AIM ▸ State how many lines of the data contain the word "color", and write nothing besides the number.

---

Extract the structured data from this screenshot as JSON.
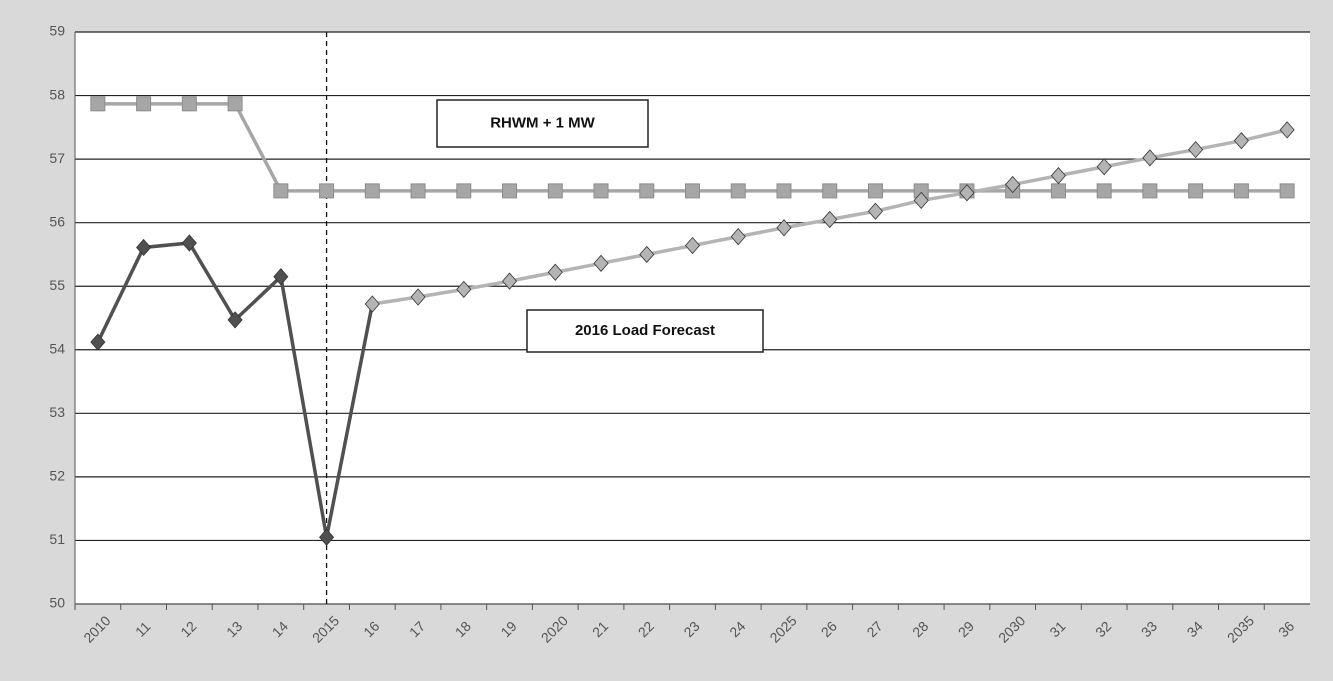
{
  "chart_data": {
    "type": "line",
    "categories": [
      "2010",
      "11",
      "12",
      "13",
      "14",
      "2015",
      "16",
      "17",
      "18",
      "19",
      "2020",
      "21",
      "22",
      "23",
      "24",
      "2025",
      "26",
      "27",
      "28",
      "29",
      "2030",
      "31",
      "32",
      "33",
      "34",
      "2035",
      "36"
    ],
    "series": [
      {
        "color": "#a6a6a6",
        "marker": "square",
        "values": [
          57.87,
          57.87,
          57.87,
          57.87,
          56.5,
          56.5,
          56.5,
          56.5,
          56.5,
          56.5,
          56.5,
          56.5,
          56.5,
          56.5,
          56.5,
          56.5,
          56.5,
          56.5,
          56.5,
          56.5,
          56.5,
          56.5,
          56.5,
          56.5,
          56.5,
          56.5,
          56.5
        ]
      },
      {
        "color": "#505050",
        "marker": "diamond",
        "values": [
          54.12,
          55.61,
          55.68,
          54.47,
          55.15,
          51.05,
          null,
          null,
          null,
          null,
          null,
          null,
          null,
          null,
          null,
          null,
          null,
          null,
          null,
          null,
          null,
          null,
          null,
          null,
          null,
          null,
          null
        ]
      },
      {
        "color": "#b4b4b4",
        "marker": "diamond",
        "values": [
          null,
          null,
          null,
          null,
          null,
          null,
          54.72,
          54.83,
          54.95,
          55.08,
          55.22,
          55.36,
          55.5,
          55.64,
          55.78,
          55.92,
          56.05,
          56.18,
          56.35,
          56.47,
          56.6,
          56.74,
          56.88,
          57.02,
          57.15,
          57.29,
          57.46
        ]
      }
    ],
    "ylim": [
      50,
      59
    ],
    "yticks": [
      50,
      51,
      52,
      53,
      54,
      55,
      56,
      57,
      58,
      59
    ],
    "grid": true,
    "vline_at": "2015",
    "annotations": [
      "RHWM + 1 MW",
      "2016 Load Forecast"
    ]
  }
}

---

TASK OUTPUT ▸ 3